■ **DO THIS**: Count how many lines hold the word "Продолжение" and give that number as the whole answer.

■ **WORKING DATA**:
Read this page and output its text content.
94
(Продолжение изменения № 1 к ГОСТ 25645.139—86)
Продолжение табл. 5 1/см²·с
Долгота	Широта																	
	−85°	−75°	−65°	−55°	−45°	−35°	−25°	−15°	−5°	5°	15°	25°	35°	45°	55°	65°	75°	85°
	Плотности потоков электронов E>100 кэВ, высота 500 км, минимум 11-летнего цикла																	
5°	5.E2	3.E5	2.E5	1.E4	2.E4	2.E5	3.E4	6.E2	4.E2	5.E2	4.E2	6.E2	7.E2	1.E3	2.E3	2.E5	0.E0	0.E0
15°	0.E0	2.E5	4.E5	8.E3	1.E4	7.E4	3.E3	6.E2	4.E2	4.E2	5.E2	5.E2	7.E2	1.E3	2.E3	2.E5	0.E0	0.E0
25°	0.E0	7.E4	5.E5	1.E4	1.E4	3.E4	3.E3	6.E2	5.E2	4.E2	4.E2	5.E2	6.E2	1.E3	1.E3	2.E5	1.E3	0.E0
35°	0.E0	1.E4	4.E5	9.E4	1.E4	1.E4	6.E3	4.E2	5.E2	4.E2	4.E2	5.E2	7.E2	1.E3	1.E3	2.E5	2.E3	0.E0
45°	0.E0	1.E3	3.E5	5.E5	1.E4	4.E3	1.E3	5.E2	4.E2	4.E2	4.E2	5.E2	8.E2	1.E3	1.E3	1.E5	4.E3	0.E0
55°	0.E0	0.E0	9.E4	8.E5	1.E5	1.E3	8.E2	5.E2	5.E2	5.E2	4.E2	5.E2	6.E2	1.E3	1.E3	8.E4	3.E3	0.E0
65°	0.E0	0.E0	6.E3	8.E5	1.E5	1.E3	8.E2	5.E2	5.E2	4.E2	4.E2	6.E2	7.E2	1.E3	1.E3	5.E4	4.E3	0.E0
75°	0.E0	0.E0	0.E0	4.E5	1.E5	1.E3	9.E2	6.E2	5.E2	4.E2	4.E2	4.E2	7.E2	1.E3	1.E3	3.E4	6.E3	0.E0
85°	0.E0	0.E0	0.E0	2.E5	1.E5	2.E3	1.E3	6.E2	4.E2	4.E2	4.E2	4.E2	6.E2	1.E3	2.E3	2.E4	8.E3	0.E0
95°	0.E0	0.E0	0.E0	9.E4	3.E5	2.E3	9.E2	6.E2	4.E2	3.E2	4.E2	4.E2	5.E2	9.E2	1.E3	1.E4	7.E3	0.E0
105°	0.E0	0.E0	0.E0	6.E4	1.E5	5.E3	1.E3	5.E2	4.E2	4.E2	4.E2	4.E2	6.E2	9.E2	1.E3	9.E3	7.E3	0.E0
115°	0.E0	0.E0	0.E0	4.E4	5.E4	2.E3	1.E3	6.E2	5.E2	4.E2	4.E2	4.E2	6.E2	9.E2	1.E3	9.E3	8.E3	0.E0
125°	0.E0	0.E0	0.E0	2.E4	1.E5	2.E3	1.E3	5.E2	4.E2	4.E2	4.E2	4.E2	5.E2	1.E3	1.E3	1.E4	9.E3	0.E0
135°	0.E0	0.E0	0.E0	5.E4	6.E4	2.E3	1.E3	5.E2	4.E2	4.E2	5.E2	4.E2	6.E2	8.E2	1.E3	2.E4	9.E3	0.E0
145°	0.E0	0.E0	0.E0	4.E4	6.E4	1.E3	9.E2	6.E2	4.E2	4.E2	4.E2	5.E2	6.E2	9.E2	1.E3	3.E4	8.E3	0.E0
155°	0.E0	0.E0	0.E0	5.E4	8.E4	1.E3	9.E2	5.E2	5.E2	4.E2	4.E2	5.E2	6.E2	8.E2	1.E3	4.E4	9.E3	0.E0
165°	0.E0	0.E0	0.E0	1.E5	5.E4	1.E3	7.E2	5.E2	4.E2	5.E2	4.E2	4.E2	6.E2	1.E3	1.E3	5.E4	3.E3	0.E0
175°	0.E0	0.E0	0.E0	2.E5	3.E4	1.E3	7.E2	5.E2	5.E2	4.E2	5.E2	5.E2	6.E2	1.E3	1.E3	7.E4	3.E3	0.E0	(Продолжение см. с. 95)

■ **RIGHT ANSWER**: 3